## What to produce:
Go through the records and copy each line where the word "JSON" occurs.

Structured figure records:

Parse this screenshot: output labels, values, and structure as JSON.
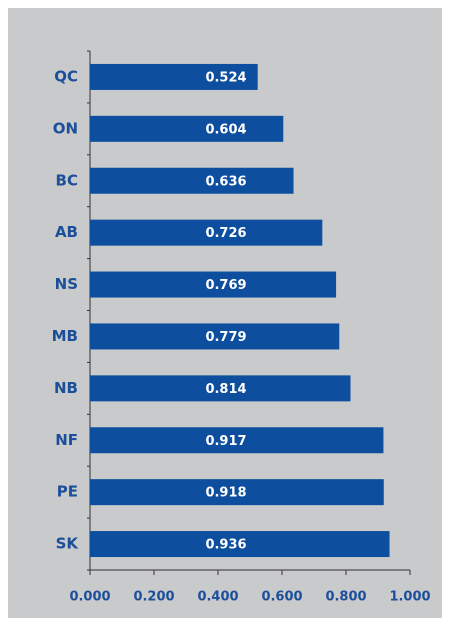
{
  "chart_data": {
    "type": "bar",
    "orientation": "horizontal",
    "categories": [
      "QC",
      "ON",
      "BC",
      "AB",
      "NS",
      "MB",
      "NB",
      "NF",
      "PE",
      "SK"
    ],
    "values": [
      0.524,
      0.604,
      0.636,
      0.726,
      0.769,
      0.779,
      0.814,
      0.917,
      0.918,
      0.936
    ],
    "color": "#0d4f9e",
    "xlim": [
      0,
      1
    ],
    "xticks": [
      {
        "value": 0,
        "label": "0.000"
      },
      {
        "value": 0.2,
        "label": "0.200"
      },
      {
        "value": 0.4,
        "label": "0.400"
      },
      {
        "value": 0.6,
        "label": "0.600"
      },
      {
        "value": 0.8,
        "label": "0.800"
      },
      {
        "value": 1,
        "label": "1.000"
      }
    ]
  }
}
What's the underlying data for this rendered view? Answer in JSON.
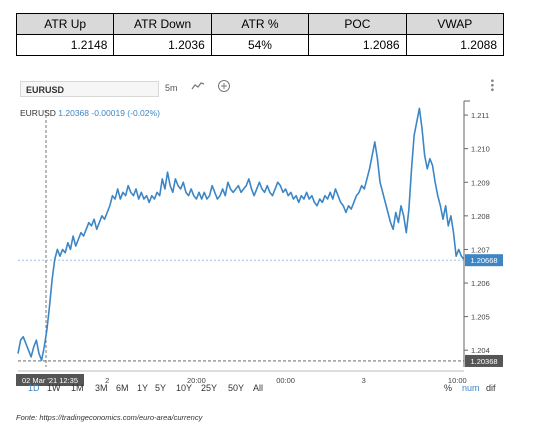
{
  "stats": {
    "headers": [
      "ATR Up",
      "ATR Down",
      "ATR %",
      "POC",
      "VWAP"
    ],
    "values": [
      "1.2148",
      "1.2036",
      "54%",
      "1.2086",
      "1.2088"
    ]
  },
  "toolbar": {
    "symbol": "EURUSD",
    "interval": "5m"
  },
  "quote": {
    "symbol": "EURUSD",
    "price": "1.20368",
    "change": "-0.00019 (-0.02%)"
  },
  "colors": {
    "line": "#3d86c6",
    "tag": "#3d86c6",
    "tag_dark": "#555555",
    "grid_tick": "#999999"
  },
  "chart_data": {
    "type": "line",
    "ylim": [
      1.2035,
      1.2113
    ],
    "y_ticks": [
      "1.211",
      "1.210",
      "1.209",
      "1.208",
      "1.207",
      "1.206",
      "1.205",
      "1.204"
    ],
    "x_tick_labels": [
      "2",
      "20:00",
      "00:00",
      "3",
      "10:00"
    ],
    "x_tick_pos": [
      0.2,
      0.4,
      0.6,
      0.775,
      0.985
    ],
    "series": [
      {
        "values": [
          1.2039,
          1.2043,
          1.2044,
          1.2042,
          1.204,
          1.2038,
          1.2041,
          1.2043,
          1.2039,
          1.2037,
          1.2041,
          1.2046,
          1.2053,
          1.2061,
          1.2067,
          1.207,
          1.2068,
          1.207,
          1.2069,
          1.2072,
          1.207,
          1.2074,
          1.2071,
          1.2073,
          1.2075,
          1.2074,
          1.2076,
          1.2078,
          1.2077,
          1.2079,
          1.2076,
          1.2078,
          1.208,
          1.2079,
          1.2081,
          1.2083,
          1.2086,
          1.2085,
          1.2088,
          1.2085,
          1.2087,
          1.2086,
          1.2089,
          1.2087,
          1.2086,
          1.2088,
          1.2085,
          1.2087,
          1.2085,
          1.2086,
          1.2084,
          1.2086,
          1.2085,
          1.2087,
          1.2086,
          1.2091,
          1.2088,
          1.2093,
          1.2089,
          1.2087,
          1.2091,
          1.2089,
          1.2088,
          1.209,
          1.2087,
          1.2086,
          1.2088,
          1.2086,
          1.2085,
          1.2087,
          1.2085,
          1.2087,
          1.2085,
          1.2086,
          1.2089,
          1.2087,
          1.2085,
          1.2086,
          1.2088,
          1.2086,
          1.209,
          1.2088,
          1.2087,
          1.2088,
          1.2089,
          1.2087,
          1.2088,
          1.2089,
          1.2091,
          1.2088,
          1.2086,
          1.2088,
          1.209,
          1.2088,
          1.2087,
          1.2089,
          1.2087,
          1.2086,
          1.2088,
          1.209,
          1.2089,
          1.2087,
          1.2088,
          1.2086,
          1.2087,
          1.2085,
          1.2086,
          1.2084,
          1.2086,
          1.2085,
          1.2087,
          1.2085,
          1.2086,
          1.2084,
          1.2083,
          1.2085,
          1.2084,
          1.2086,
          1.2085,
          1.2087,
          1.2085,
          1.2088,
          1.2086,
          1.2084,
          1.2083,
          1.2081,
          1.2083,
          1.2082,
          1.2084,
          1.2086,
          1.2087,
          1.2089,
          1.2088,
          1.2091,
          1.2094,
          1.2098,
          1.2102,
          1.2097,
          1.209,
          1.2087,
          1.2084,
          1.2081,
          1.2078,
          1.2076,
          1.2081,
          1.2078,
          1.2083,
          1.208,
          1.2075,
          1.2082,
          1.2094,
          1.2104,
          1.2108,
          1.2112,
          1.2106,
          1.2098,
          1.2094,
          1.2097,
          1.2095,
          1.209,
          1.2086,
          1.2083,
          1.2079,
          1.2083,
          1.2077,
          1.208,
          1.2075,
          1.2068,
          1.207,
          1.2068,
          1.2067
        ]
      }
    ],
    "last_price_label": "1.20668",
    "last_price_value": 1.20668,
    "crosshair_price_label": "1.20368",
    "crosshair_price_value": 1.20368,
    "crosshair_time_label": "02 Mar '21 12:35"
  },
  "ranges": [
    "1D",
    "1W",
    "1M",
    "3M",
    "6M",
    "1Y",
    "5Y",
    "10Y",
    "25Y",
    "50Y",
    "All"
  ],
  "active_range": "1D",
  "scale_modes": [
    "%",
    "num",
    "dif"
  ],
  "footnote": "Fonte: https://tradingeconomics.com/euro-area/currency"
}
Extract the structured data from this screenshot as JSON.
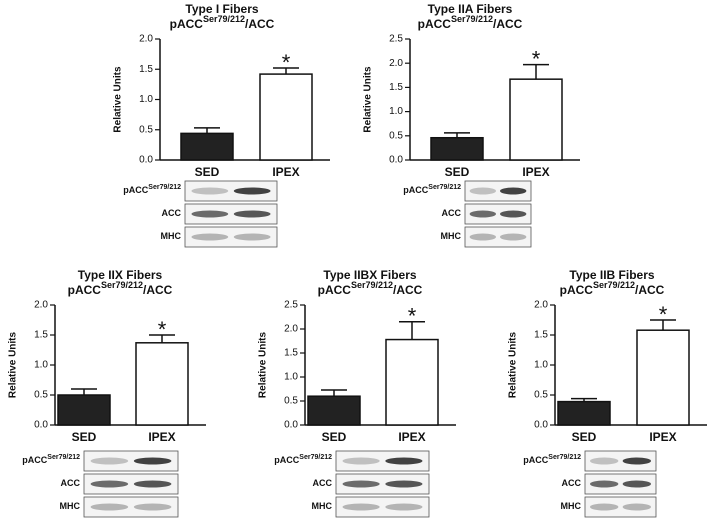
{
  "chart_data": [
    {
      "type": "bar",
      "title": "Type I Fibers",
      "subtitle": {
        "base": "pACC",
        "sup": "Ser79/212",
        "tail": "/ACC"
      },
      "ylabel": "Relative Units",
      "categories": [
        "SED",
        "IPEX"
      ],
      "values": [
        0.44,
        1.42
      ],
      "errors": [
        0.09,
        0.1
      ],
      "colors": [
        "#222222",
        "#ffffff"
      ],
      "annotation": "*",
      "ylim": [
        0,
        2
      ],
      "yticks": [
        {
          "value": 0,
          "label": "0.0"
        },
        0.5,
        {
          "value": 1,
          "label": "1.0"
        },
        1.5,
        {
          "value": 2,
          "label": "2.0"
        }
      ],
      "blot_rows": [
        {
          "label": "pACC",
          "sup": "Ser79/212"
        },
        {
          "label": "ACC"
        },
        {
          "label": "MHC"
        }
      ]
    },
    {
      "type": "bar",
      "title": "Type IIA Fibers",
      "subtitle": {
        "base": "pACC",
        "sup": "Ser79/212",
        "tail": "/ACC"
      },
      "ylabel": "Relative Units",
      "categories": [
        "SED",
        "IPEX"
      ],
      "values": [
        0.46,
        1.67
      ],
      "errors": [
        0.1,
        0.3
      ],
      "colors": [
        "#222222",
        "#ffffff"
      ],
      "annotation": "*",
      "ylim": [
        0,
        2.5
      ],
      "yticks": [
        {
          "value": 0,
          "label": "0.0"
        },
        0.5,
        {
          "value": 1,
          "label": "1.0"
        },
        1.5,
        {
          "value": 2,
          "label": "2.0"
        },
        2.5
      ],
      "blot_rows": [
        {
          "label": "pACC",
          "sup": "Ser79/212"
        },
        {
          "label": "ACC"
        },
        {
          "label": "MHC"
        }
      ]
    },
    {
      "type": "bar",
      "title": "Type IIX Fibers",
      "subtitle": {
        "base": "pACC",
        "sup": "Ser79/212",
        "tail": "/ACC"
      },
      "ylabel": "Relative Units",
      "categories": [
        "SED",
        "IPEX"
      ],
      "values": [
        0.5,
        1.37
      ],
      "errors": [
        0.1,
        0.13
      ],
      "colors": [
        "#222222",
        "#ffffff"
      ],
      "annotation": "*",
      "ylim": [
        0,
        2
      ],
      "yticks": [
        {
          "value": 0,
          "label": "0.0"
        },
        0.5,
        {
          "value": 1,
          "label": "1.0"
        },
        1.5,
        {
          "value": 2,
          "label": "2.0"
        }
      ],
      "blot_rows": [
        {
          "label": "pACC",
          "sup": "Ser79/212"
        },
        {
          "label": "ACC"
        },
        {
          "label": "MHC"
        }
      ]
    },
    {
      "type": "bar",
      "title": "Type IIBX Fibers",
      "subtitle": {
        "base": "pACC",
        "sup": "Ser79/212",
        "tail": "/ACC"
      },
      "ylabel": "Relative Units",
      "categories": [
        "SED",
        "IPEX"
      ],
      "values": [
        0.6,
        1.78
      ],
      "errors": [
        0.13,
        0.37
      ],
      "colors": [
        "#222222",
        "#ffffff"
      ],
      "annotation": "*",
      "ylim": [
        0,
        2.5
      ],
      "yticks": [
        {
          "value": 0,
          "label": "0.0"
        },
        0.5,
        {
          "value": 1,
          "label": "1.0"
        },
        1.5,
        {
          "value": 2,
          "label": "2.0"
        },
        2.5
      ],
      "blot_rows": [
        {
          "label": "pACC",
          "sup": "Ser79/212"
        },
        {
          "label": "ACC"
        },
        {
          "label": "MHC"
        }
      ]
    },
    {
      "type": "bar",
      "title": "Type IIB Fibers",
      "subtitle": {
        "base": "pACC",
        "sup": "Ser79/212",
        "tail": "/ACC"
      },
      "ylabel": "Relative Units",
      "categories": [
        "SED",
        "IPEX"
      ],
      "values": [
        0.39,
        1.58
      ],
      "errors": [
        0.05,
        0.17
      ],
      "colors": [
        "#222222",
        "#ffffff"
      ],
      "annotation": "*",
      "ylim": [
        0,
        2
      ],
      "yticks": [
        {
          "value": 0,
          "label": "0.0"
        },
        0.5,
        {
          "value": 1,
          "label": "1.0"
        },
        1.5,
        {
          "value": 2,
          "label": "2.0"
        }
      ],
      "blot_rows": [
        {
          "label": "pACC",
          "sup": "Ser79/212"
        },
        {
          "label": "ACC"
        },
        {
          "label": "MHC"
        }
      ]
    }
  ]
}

## Expected answer:
Parse this screenshot: output labels, values, and structure as JSON.
What's the underlying data for this rendered view? Answer in JSON.
Extract the structured data from this screenshot as JSON.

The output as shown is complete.